▶ [What is asked] For the records below, say how many lines contain the string "this". Give the number only.

— begin Data supplied —

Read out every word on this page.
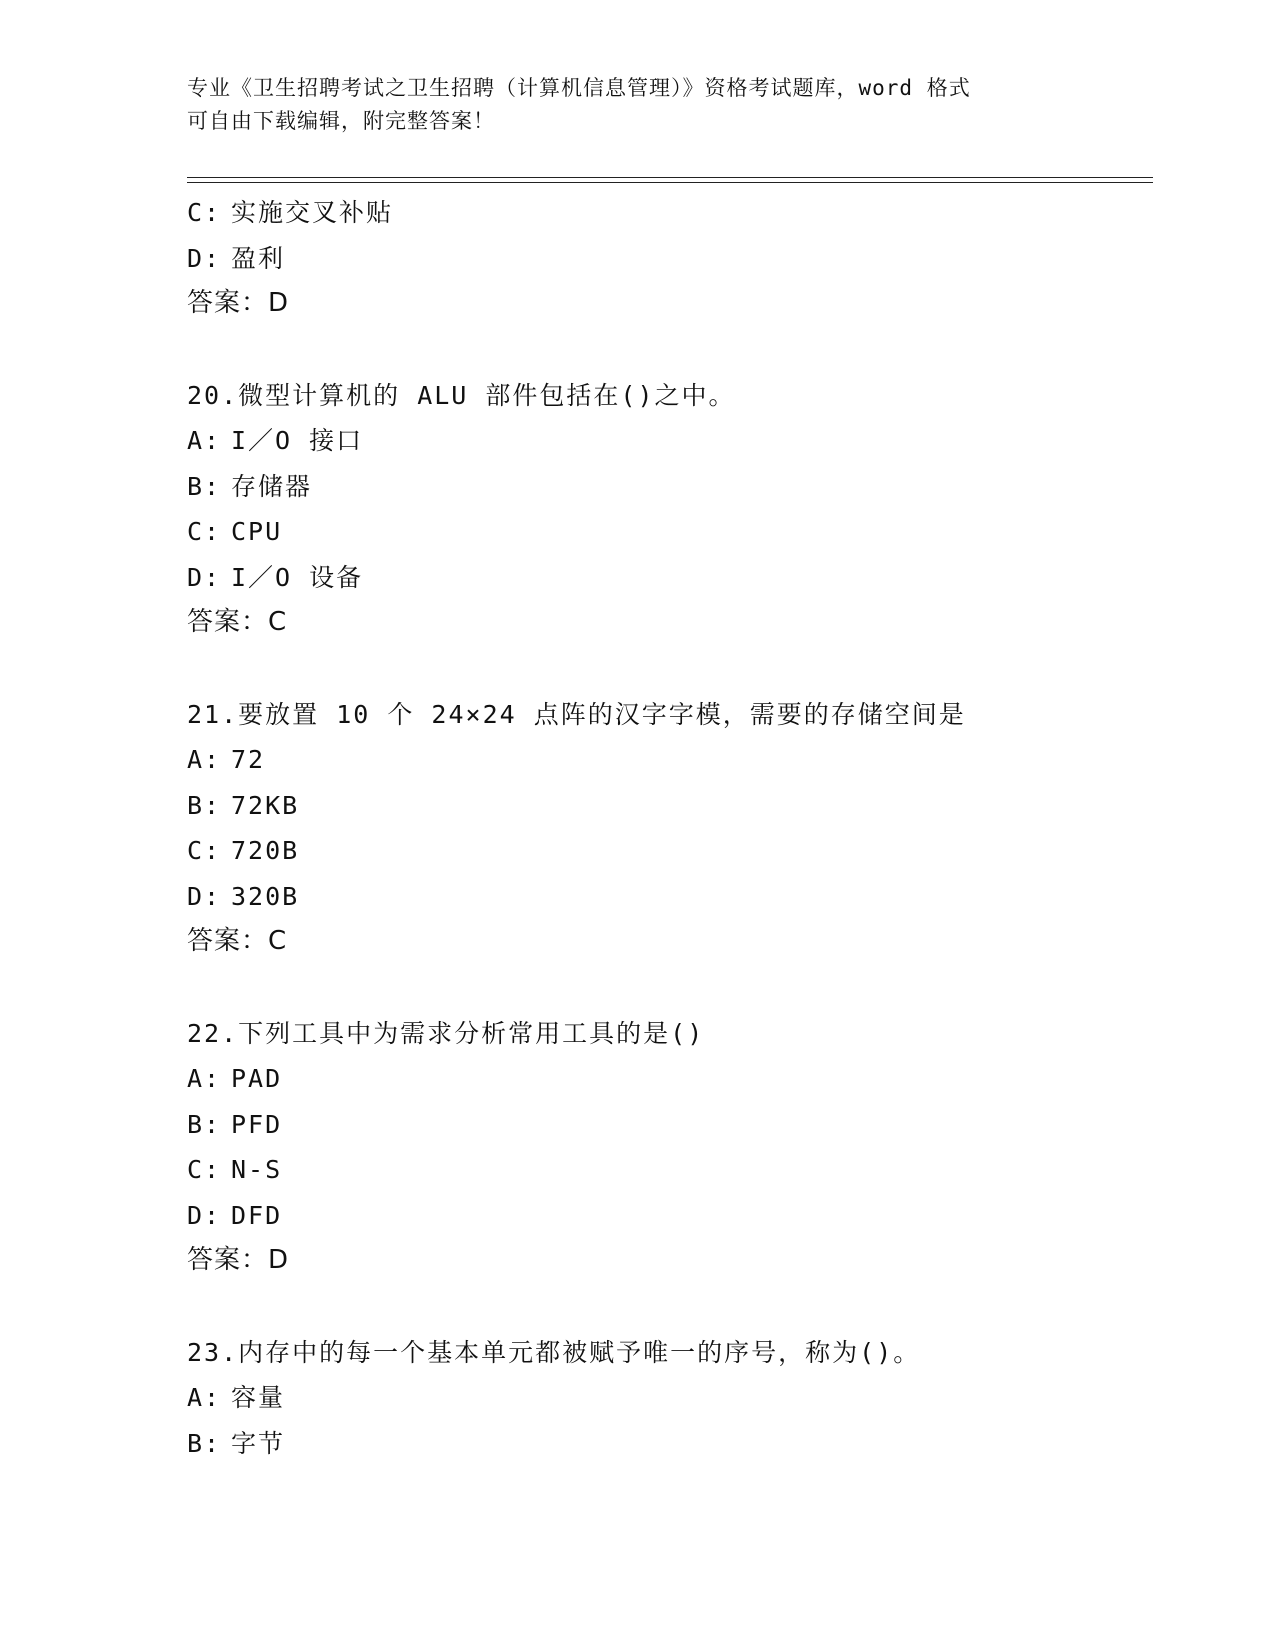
专业《卫生招聘考试之卫生招聘（计算机信息管理）》资格考试题库，word 格式
可自由下载编辑，附完整答案！
C: 实施交叉补贴
D: 盈利
答案：D
20.微型计算机的 ALU 部件包括在()之中。
A: I／O 接口
B: 存储器
C: CPU
D: I／O 设备
答案：C
21.要放置 10 个 24×24 点阵的汉字字模，需要的存储空间是
A: 72
B: 72KB
C: 720B
D: 320B
答案：C
22.下列工具中为需求分析常用工具的是()
A: PAD
B: PFD
C: N-S
D: DFD
答案：D
23.内存中的每一个基本单元都被赋予唯一的序号，称为()。
A: 容量
B: 字节
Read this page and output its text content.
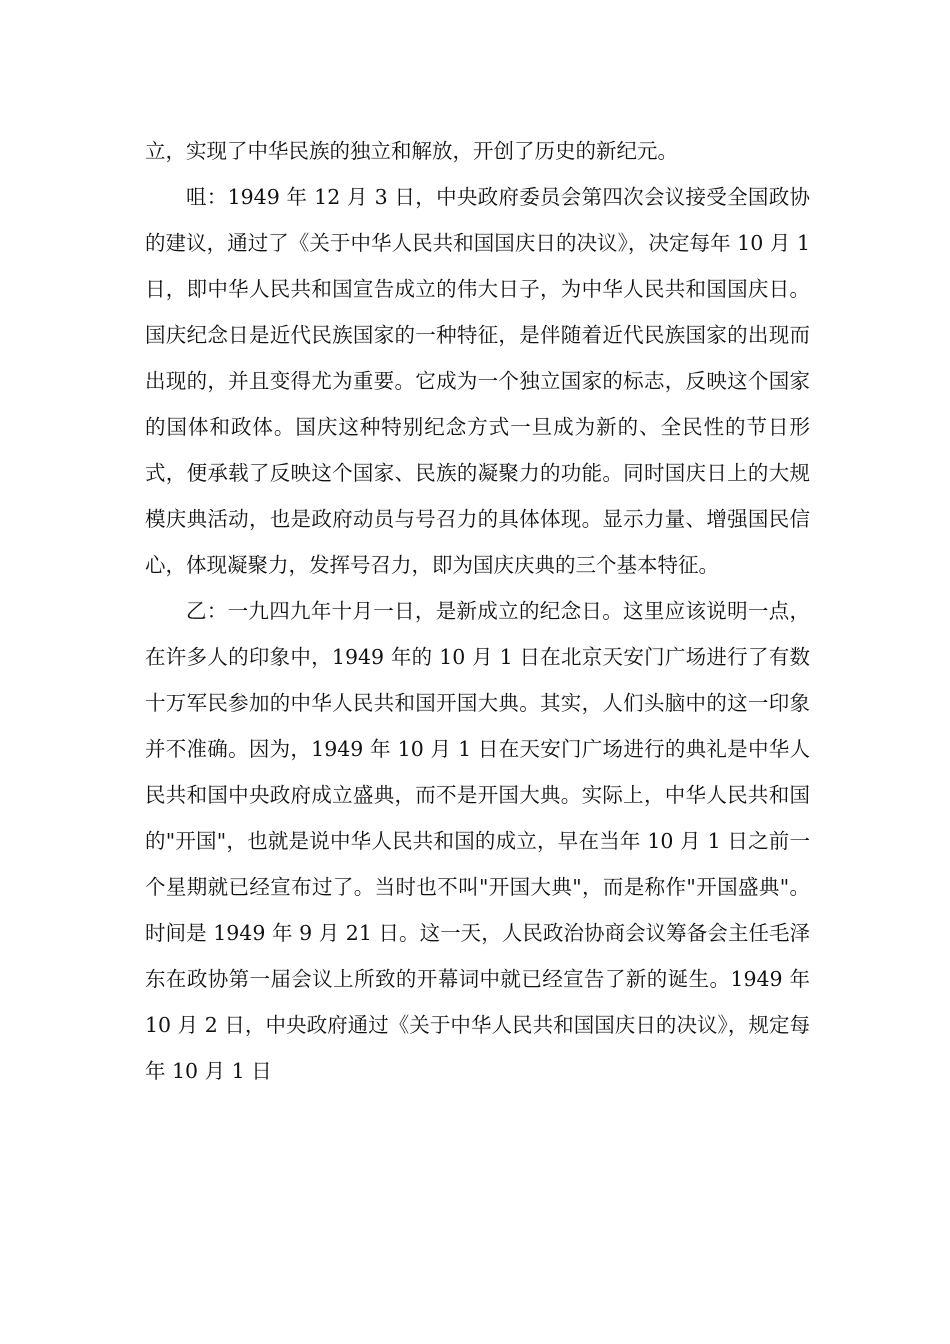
立，实现了中华民族的独立和解放，开创了历史的新纪元。

咀：1949 年 12 月 3 日，中央政府委员会第四次会议接受全国政协的建议，通过了《关于中华人民共和国国庆日的决议》，决定每年 10 月 1 日，即中华人民共和国宣告成立的伟大日子，为中华人民共和国国庆日。国庆纪念日是近代民族国家的一种特征，是伴随着近代民族国家的出现而出现的，并且变得尤为重要。它成为一个独立国家的标志，反映这个国家的国体和政体。国庆这种特别纪念方式一旦成为新的、全民性的节日形式，便承载了反映这个国家、民族的凝聚力的功能。同时国庆日上的大规模庆典活动，也是政府动员与号召力的具体体现。显示力量、增强国民信心，体现凝聚力，发挥号召力，即为国庆庆典的三个基本特征。

乙：一九四九年十月一日，是新成立的纪念日。这里应该说明一点，在许多人的印象中，1949 年的 10 月 1 日在北京天安门广场进行了有数十万军民参加的中华人民共和国开国大典。其实，人们头脑中的这一印象并不准确。因为，1949 年 10 月 1 日在天安门广场进行的典礼是中华人民共和国中央政府成立盛典，而不是开国大典。实际上，中华人民共和国的"开国"，也就是说中华人民共和国的成立，早在当年 10 月 1 日之前一个星期就已经宣布过了。当时也不叫"开国大典"，而是称作"开国盛典"。时间是 1949 年 9 月 21 日。这一天，人民政治协商会议筹备会主任毛泽东在政协第一届会议上所致的开幕词中就已经宣告了新的诞生。1949 年 10 月 2 日，中央政府通过《关于中华人民共和国国庆日的决议》，规定每年 10 月 1 日
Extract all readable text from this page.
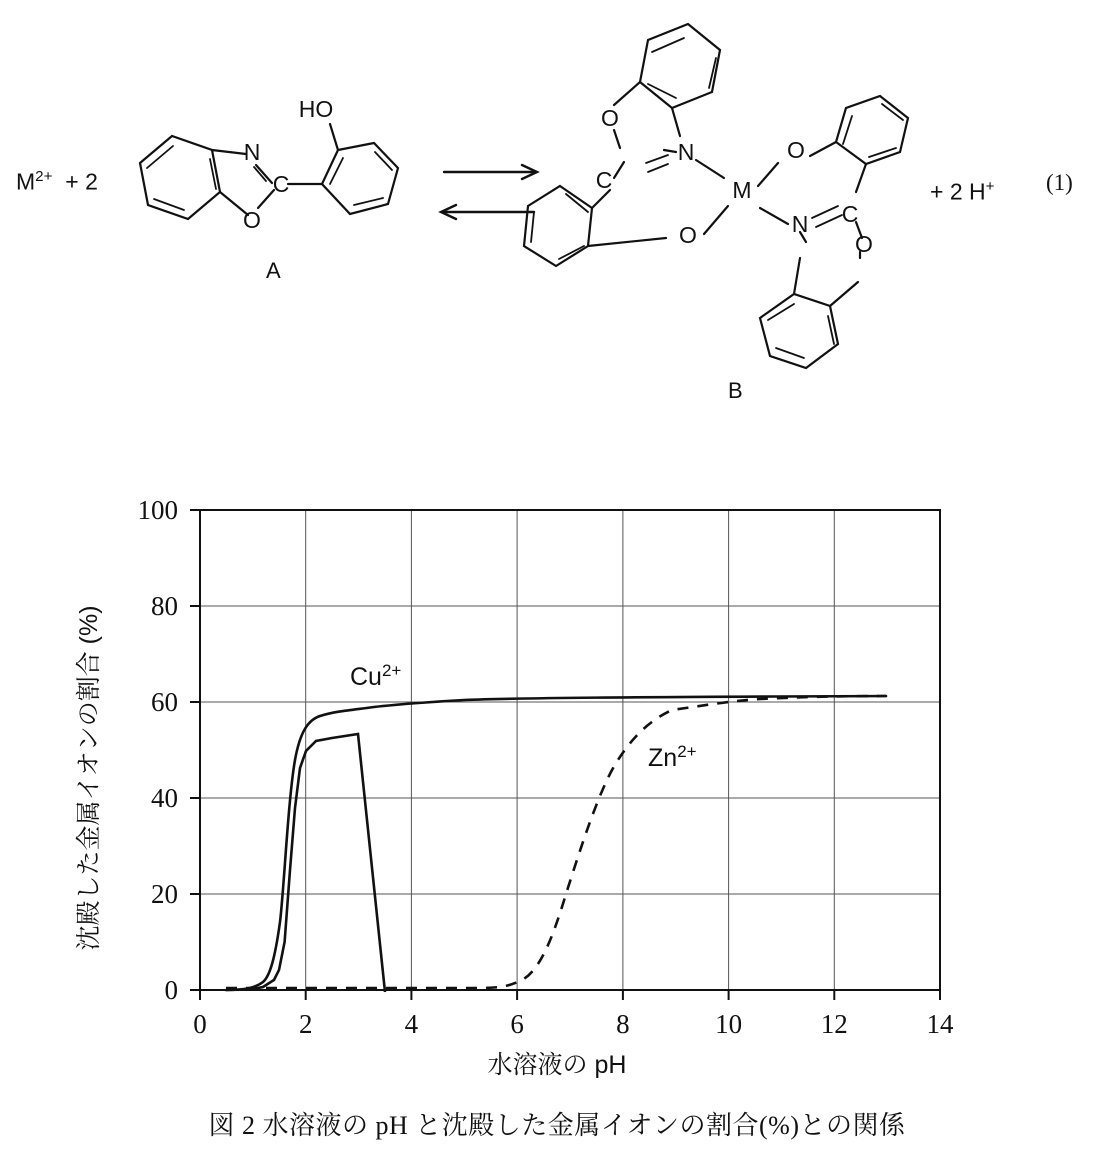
N
O
C
HO	O
N
C
O
M
O
N C
O
$M^{2+} + 2$	+ 2 H+ (1)
A
B
0
20
40
60
80
100
0	2	4	6	8	10	12	14
$Cu^{2+}$
$Zn^{2+}$
沈殿した金属イオンの割合 (%)
水溶液の pH
図 2 水溶液の pH と沈殿した金属イオンの割合(%)との関係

— end Data supplied —

▶ [Right answer] 3